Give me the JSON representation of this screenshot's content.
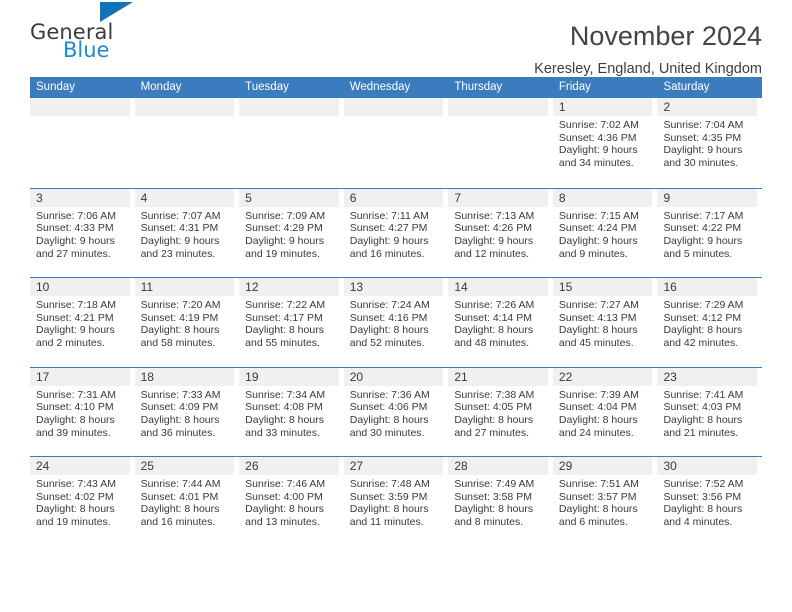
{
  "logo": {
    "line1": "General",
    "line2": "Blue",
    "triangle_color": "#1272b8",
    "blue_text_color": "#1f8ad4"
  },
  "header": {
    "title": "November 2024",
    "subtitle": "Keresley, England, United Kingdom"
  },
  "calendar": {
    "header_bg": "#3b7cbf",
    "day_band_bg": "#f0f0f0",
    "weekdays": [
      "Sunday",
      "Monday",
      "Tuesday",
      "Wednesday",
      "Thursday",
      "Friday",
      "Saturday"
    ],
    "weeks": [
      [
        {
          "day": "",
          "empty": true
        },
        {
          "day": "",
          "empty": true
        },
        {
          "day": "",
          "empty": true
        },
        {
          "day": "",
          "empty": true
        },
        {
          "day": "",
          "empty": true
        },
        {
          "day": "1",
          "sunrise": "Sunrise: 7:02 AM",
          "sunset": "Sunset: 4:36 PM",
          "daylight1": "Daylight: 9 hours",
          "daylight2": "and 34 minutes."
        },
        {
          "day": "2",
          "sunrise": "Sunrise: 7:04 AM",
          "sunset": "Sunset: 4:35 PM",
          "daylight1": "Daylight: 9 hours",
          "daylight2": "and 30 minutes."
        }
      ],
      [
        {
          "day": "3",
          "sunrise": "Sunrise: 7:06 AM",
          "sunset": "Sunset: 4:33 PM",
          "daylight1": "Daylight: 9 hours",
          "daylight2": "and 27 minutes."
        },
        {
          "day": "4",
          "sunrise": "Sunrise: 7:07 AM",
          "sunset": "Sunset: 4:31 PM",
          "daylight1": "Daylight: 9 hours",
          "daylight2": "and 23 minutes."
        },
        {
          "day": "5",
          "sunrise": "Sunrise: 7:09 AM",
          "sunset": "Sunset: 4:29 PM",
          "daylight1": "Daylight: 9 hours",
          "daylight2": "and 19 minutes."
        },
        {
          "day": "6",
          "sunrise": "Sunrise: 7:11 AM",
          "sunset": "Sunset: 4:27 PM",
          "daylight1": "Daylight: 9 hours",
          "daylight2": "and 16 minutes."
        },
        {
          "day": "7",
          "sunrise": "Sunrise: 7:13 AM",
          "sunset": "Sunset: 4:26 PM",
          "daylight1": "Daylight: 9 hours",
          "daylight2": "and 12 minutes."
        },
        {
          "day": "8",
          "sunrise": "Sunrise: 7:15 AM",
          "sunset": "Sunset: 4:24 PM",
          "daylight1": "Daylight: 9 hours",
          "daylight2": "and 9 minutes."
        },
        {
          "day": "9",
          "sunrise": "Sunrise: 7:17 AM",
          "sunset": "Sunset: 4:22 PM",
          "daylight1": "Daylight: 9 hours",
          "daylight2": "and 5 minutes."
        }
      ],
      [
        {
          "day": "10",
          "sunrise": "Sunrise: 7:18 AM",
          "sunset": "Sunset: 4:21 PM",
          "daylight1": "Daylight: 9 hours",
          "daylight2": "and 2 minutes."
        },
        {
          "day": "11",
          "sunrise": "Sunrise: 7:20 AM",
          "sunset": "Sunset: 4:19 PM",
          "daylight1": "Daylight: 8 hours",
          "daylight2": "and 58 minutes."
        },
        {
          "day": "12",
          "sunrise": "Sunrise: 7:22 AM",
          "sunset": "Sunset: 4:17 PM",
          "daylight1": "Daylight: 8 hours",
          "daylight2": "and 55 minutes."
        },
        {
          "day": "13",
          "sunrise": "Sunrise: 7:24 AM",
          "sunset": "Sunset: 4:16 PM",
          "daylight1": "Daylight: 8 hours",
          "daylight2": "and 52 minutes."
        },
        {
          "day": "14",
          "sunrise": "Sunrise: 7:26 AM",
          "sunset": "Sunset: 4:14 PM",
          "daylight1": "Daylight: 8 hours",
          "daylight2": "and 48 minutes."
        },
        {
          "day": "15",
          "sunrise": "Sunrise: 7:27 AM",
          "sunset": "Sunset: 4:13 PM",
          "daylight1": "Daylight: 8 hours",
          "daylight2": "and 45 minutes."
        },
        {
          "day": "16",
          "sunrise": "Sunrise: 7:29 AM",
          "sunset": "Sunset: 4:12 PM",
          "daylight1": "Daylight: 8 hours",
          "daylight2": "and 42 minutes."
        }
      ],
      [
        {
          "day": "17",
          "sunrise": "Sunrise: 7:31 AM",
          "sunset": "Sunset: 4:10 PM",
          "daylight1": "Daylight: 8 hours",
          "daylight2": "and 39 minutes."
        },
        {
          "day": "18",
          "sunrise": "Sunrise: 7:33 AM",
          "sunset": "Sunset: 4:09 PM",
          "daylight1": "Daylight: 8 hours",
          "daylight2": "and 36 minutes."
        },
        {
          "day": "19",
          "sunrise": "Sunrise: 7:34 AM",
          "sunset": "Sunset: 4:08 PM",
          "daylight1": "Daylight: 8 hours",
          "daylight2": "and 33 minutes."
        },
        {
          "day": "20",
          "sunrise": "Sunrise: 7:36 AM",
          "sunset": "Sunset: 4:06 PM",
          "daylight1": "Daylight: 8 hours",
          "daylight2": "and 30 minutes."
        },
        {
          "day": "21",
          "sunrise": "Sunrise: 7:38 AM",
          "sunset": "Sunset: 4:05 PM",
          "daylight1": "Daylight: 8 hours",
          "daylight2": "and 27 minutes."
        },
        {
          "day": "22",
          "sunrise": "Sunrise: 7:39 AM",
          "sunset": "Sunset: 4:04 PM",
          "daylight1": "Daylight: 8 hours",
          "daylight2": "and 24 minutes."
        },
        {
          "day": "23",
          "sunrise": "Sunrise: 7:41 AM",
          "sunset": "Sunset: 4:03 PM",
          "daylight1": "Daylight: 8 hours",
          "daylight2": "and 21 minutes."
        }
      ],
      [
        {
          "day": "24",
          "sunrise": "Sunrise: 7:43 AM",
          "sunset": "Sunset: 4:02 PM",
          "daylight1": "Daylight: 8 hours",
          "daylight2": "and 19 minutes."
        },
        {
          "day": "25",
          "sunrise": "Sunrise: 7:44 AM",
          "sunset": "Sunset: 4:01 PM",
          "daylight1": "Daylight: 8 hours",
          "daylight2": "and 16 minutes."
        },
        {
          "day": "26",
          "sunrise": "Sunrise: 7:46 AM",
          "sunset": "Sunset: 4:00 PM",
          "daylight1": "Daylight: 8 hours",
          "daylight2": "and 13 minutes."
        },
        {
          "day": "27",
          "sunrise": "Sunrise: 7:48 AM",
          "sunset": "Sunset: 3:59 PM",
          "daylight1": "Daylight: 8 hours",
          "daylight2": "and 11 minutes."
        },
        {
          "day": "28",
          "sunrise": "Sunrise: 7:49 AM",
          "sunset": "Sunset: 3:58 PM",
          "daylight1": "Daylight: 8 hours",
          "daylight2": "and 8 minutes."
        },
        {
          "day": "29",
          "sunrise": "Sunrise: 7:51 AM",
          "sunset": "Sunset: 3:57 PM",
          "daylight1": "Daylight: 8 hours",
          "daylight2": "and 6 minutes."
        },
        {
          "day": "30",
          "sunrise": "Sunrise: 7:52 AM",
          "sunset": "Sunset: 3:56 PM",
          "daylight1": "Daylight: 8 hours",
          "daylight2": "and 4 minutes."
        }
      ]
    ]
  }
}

———

Without the pictures, restate all the entries above exactly.

> _Task answer_:
Give me the JSON representation of this screenshot's content.
{
  "logo": {
    "line1": "General",
    "line2": "Blue",
    "triangle_color": "#1272b8",
    "blue_text_color": "#1f8ad4"
  },
  "header": {
    "title": "November 2024",
    "subtitle": "Keresley, England, United Kingdom"
  },
  "calendar": {
    "header_bg": "#3b7cbf",
    "day_band_bg": "#f0f0f0",
    "weekdays": [
      "Sunday",
      "Monday",
      "Tuesday",
      "Wednesday",
      "Thursday",
      "Friday",
      "Saturday"
    ],
    "weeks": [
      [
        {
          "day": "",
          "empty": true
        },
        {
          "day": "",
          "empty": true
        },
        {
          "day": "",
          "empty": true
        },
        {
          "day": "",
          "empty": true
        },
        {
          "day": "",
          "empty": true
        },
        {
          "day": "1",
          "sunrise": "Sunrise: 7:02 AM",
          "sunset": "Sunset: 4:36 PM",
          "daylight1": "Daylight: 9 hours",
          "daylight2": "and 34 minutes."
        },
        {
          "day": "2",
          "sunrise": "Sunrise: 7:04 AM",
          "sunset": "Sunset: 4:35 PM",
          "daylight1": "Daylight: 9 hours",
          "daylight2": "and 30 minutes."
        }
      ],
      [
        {
          "day": "3",
          "sunrise": "Sunrise: 7:06 AM",
          "sunset": "Sunset: 4:33 PM",
          "daylight1": "Daylight: 9 hours",
          "daylight2": "and 27 minutes."
        },
        {
          "day": "4",
          "sunrise": "Sunrise: 7:07 AM",
          "sunset": "Sunset: 4:31 PM",
          "daylight1": "Daylight: 9 hours",
          "daylight2": "and 23 minutes."
        },
        {
          "day": "5",
          "sunrise": "Sunrise: 7:09 AM",
          "sunset": "Sunset: 4:29 PM",
          "daylight1": "Daylight: 9 hours",
          "daylight2": "and 19 minutes."
        },
        {
          "day": "6",
          "sunrise": "Sunrise: 7:11 AM",
          "sunset": "Sunset: 4:27 PM",
          "daylight1": "Daylight: 9 hours",
          "daylight2": "and 16 minutes."
        },
        {
          "day": "7",
          "sunrise": "Sunrise: 7:13 AM",
          "sunset": "Sunset: 4:26 PM",
          "daylight1": "Daylight: 9 hours",
          "daylight2": "and 12 minutes."
        },
        {
          "day": "8",
          "sunrise": "Sunrise: 7:15 AM",
          "sunset": "Sunset: 4:24 PM",
          "daylight1": "Daylight: 9 hours",
          "daylight2": "and 9 minutes."
        },
        {
          "day": "9",
          "sunrise": "Sunrise: 7:17 AM",
          "sunset": "Sunset: 4:22 PM",
          "daylight1": "Daylight: 9 hours",
          "daylight2": "and 5 minutes."
        }
      ],
      [
        {
          "day": "10",
          "sunrise": "Sunrise: 7:18 AM",
          "sunset": "Sunset: 4:21 PM",
          "daylight1": "Daylight: 9 hours",
          "daylight2": "and 2 minutes."
        },
        {
          "day": "11",
          "sunrise": "Sunrise: 7:20 AM",
          "sunset": "Sunset: 4:19 PM",
          "daylight1": "Daylight: 8 hours",
          "daylight2": "and 58 minutes."
        },
        {
          "day": "12",
          "sunrise": "Sunrise: 7:22 AM",
          "sunset": "Sunset: 4:17 PM",
          "daylight1": "Daylight: 8 hours",
          "daylight2": "and 55 minutes."
        },
        {
          "day": "13",
          "sunrise": "Sunrise: 7:24 AM",
          "sunset": "Sunset: 4:16 PM",
          "daylight1": "Daylight: 8 hours",
          "daylight2": "and 52 minutes."
        },
        {
          "day": "14",
          "sunrise": "Sunrise: 7:26 AM",
          "sunset": "Sunset: 4:14 PM",
          "daylight1": "Daylight: 8 hours",
          "daylight2": "and 48 minutes."
        },
        {
          "day": "15",
          "sunrise": "Sunrise: 7:27 AM",
          "sunset": "Sunset: 4:13 PM",
          "daylight1": "Daylight: 8 hours",
          "daylight2": "and 45 minutes."
        },
        {
          "day": "16",
          "sunrise": "Sunrise: 7:29 AM",
          "sunset": "Sunset: 4:12 PM",
          "daylight1": "Daylight: 8 hours",
          "daylight2": "and 42 minutes."
        }
      ],
      [
        {
          "day": "17",
          "sunrise": "Sunrise: 7:31 AM",
          "sunset": "Sunset: 4:10 PM",
          "daylight1": "Daylight: 8 hours",
          "daylight2": "and 39 minutes."
        },
        {
          "day": "18",
          "sunrise": "Sunrise: 7:33 AM",
          "sunset": "Sunset: 4:09 PM",
          "daylight1": "Daylight: 8 hours",
          "daylight2": "and 36 minutes."
        },
        {
          "day": "19",
          "sunrise": "Sunrise: 7:34 AM",
          "sunset": "Sunset: 4:08 PM",
          "daylight1": "Daylight: 8 hours",
          "daylight2": "and 33 minutes."
        },
        {
          "day": "20",
          "sunrise": "Sunrise: 7:36 AM",
          "sunset": "Sunset: 4:06 PM",
          "daylight1": "Daylight: 8 hours",
          "daylight2": "and 30 minutes."
        },
        {
          "day": "21",
          "sunrise": "Sunrise: 7:38 AM",
          "sunset": "Sunset: 4:05 PM",
          "daylight1": "Daylight: 8 hours",
          "daylight2": "and 27 minutes."
        },
        {
          "day": "22",
          "sunrise": "Sunrise: 7:39 AM",
          "sunset": "Sunset: 4:04 PM",
          "daylight1": "Daylight: 8 hours",
          "daylight2": "and 24 minutes."
        },
        {
          "day": "23",
          "sunrise": "Sunrise: 7:41 AM",
          "sunset": "Sunset: 4:03 PM",
          "daylight1": "Daylight: 8 hours",
          "daylight2": "and 21 minutes."
        }
      ],
      [
        {
          "day": "24",
          "sunrise": "Sunrise: 7:43 AM",
          "sunset": "Sunset: 4:02 PM",
          "daylight1": "Daylight: 8 hours",
          "daylight2": "and 19 minutes."
        },
        {
          "day": "25",
          "sunrise": "Sunrise: 7:44 AM",
          "sunset": "Sunset: 4:01 PM",
          "daylight1": "Daylight: 8 hours",
          "daylight2": "and 16 minutes."
        },
        {
          "day": "26",
          "sunrise": "Sunrise: 7:46 AM",
          "sunset": "Sunset: 4:00 PM",
          "daylight1": "Daylight: 8 hours",
          "daylight2": "and 13 minutes."
        },
        {
          "day": "27",
          "sunrise": "Sunrise: 7:48 AM",
          "sunset": "Sunset: 3:59 PM",
          "daylight1": "Daylight: 8 hours",
          "daylight2": "and 11 minutes."
        },
        {
          "day": "28",
          "sunrise": "Sunrise: 7:49 AM",
          "sunset": "Sunset: 3:58 PM",
          "daylight1": "Daylight: 8 hours",
          "daylight2": "and 8 minutes."
        },
        {
          "day": "29",
          "sunrise": "Sunrise: 7:51 AM",
          "sunset": "Sunset: 3:57 PM",
          "daylight1": "Daylight: 8 hours",
          "daylight2": "and 6 minutes."
        },
        {
          "day": "30",
          "sunrise": "Sunrise: 7:52 AM",
          "sunset": "Sunset: 3:56 PM",
          "daylight1": "Daylight: 8 hours",
          "daylight2": "and 4 minutes."
        }
      ]
    ]
  }
}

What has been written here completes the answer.